───── SUPPLIED RECORDS

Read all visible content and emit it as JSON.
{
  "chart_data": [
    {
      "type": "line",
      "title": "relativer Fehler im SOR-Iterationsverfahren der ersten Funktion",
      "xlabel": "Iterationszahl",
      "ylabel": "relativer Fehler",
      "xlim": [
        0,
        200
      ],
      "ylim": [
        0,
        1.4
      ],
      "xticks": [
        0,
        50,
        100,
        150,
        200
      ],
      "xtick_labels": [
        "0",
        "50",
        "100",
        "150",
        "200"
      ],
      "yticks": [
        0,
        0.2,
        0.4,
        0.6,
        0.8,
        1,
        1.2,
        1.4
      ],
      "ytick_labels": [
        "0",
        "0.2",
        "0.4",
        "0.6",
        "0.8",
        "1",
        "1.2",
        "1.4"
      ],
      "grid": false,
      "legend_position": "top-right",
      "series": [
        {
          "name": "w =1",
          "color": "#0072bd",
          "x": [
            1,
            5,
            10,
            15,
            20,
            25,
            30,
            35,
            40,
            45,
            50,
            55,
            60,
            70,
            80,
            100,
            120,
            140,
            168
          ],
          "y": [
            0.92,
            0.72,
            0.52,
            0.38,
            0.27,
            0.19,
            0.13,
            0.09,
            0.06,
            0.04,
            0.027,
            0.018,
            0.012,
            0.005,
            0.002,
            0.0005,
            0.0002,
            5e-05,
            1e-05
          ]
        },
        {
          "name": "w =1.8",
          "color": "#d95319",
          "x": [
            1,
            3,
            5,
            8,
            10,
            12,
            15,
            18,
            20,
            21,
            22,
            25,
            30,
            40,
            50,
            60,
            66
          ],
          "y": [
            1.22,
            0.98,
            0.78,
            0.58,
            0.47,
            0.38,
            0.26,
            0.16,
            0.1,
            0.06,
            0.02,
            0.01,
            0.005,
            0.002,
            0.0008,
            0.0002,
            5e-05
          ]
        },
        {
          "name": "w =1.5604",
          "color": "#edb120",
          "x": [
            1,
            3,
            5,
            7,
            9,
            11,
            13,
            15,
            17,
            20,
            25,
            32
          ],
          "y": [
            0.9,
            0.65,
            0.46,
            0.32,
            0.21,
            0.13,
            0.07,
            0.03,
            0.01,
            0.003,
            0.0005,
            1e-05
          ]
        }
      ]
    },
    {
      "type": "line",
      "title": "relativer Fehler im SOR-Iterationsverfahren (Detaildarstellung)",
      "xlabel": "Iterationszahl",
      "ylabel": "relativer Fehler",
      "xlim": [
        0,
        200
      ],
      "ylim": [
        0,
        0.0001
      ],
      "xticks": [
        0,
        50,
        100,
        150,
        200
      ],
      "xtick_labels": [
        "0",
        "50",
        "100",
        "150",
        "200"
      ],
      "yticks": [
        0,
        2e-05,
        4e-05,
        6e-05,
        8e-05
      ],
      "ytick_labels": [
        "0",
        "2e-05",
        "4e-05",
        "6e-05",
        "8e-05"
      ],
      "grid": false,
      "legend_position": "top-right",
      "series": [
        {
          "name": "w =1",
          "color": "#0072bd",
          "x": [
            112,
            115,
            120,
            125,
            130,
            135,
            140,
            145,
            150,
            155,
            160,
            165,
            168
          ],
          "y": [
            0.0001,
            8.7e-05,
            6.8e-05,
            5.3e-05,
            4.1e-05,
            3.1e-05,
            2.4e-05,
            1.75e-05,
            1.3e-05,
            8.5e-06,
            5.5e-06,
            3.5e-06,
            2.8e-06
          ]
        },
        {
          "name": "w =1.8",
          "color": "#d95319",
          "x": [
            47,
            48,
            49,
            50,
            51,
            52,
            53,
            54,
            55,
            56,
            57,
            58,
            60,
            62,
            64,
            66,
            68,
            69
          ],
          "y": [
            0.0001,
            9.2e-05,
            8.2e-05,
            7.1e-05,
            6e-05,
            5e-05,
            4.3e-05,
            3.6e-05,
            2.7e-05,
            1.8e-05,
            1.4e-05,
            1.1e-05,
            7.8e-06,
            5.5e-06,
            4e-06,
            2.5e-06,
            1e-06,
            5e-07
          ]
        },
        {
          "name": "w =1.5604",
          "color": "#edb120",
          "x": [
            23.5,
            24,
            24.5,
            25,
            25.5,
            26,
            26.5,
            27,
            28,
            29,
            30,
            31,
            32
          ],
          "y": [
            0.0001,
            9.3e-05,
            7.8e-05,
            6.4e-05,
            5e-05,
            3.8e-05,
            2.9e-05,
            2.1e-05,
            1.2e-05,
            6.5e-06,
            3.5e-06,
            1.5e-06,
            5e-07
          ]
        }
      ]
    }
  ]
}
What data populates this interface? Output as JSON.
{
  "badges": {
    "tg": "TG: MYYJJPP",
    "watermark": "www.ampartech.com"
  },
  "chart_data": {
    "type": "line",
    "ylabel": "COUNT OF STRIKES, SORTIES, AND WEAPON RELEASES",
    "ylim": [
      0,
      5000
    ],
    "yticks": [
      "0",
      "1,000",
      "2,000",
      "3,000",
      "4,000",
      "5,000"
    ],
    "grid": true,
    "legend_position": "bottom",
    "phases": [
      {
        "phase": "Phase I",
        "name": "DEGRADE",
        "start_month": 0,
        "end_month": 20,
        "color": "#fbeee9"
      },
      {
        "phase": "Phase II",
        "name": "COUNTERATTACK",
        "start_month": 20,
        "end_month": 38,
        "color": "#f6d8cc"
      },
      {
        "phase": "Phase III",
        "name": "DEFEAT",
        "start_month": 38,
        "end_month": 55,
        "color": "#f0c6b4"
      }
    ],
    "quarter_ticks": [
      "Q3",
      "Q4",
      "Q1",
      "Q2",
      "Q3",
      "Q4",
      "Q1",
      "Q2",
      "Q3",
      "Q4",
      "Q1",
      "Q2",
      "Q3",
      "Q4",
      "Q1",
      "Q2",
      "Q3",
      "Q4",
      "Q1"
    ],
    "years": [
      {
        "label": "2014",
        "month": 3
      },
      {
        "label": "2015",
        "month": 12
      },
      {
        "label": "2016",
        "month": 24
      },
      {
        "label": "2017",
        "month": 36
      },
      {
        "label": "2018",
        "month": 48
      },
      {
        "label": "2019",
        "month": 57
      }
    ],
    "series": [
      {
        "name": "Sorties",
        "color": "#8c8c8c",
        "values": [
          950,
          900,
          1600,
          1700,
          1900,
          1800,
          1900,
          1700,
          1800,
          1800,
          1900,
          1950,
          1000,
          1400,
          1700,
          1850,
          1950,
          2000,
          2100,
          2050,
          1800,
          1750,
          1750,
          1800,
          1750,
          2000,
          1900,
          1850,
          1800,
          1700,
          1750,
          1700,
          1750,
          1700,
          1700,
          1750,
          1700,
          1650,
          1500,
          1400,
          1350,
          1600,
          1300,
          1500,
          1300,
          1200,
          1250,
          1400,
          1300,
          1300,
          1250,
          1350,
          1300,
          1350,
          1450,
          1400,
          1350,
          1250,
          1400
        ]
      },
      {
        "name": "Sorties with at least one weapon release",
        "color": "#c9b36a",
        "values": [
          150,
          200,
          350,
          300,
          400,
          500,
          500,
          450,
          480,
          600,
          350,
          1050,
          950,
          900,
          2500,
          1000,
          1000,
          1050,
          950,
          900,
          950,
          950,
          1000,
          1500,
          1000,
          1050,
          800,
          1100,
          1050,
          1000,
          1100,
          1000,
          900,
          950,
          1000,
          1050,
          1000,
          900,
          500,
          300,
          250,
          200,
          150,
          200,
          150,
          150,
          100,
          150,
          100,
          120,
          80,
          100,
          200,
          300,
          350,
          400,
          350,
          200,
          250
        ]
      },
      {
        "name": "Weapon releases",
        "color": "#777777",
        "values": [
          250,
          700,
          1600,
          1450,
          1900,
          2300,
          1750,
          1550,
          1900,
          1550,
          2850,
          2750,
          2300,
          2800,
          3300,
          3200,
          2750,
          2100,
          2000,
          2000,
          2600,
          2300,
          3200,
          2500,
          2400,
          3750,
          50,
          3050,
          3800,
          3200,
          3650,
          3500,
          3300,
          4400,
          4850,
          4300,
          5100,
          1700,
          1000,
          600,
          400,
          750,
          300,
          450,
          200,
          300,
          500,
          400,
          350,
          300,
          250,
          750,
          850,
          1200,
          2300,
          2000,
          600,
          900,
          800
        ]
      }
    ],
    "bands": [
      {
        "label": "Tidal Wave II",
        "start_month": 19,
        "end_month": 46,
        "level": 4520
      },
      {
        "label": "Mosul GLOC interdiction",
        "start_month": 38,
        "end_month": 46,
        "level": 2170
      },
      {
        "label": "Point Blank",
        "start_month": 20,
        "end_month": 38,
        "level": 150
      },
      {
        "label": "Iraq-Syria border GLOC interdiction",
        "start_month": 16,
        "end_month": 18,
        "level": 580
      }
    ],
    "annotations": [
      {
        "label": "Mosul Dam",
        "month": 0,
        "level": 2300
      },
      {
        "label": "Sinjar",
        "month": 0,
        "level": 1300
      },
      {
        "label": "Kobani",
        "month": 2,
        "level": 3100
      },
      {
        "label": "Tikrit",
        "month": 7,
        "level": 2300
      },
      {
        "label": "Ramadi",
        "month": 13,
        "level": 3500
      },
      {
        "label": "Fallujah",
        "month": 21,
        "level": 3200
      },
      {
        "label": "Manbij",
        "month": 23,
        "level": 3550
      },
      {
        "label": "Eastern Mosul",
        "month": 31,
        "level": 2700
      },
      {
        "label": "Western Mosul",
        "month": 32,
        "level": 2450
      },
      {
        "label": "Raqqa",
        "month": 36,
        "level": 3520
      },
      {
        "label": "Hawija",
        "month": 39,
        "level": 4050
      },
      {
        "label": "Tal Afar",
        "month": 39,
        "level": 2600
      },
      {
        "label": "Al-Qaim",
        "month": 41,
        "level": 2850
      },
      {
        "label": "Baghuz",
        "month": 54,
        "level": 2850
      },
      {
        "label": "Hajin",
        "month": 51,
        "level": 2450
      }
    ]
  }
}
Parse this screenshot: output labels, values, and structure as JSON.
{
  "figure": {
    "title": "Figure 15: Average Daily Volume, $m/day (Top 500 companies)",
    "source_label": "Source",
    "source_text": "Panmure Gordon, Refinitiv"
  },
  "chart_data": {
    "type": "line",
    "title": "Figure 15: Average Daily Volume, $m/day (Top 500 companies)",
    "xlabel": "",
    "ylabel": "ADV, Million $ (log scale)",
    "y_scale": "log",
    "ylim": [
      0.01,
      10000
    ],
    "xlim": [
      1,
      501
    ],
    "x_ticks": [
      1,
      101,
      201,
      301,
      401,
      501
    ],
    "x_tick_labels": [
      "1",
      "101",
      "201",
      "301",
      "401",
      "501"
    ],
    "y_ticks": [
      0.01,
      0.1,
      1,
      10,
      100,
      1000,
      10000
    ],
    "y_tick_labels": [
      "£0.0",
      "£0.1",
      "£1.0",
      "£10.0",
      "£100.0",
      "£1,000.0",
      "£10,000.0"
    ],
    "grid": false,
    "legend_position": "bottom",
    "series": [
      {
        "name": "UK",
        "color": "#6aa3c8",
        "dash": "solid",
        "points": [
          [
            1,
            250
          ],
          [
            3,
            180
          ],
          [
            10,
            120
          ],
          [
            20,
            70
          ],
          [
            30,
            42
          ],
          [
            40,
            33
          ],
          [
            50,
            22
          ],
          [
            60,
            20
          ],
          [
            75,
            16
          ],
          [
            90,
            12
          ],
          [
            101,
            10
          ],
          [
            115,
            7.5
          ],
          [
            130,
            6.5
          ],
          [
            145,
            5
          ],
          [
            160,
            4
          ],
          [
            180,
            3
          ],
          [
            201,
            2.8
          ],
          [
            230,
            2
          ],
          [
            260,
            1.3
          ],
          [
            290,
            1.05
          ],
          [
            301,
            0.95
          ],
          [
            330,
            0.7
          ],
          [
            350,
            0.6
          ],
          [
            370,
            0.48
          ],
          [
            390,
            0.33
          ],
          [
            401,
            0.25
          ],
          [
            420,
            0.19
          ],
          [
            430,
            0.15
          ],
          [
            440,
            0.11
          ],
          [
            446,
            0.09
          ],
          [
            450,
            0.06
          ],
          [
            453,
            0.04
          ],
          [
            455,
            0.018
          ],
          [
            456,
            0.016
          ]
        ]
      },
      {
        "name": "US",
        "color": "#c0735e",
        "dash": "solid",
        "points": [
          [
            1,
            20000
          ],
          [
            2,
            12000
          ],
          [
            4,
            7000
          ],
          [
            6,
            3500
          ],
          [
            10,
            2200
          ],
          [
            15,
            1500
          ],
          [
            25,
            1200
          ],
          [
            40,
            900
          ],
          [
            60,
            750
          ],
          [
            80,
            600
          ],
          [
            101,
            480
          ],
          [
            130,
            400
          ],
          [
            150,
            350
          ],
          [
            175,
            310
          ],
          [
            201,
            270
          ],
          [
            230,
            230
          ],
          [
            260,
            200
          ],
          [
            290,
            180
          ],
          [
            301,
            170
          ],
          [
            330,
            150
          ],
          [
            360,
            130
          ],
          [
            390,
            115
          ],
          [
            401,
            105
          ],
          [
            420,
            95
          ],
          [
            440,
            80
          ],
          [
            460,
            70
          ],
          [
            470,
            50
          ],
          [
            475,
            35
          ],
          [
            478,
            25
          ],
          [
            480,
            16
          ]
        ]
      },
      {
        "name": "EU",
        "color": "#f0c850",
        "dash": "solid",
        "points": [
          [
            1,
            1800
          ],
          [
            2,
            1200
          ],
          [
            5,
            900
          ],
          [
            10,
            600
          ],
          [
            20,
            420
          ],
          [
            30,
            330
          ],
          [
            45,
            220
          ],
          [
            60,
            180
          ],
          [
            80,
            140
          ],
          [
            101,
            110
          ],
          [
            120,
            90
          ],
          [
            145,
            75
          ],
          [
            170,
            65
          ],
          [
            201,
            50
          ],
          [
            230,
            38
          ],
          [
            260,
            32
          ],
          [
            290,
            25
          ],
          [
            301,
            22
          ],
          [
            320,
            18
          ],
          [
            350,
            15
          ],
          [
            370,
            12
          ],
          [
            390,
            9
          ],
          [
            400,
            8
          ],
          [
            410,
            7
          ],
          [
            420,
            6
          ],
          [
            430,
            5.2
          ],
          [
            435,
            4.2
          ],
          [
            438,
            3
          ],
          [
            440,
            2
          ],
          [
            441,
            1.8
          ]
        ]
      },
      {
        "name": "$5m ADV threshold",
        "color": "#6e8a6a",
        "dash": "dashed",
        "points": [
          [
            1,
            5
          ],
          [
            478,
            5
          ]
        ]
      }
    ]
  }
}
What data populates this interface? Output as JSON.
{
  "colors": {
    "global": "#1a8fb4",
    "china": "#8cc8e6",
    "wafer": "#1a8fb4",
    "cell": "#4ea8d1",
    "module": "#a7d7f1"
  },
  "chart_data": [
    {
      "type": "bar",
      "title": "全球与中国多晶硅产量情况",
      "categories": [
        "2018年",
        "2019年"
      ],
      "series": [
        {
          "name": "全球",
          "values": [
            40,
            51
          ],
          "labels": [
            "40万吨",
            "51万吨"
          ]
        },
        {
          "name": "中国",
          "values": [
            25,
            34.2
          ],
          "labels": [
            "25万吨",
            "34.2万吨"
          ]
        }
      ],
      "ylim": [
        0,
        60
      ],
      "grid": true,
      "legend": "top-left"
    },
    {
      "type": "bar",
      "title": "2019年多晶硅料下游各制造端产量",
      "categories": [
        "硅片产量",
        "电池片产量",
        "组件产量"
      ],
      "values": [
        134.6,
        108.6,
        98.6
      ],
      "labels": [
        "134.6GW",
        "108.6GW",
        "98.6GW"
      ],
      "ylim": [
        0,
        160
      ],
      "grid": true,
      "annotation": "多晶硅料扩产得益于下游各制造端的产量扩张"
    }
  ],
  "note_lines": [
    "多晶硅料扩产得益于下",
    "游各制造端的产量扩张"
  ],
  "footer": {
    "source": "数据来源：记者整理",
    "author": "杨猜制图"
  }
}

──────────

Copy out every line of the data that includes the word "GLOC".

        "label": "Mosul GLOC interdiction",
        "label": "Iraq-Syria border GLOC interdiction",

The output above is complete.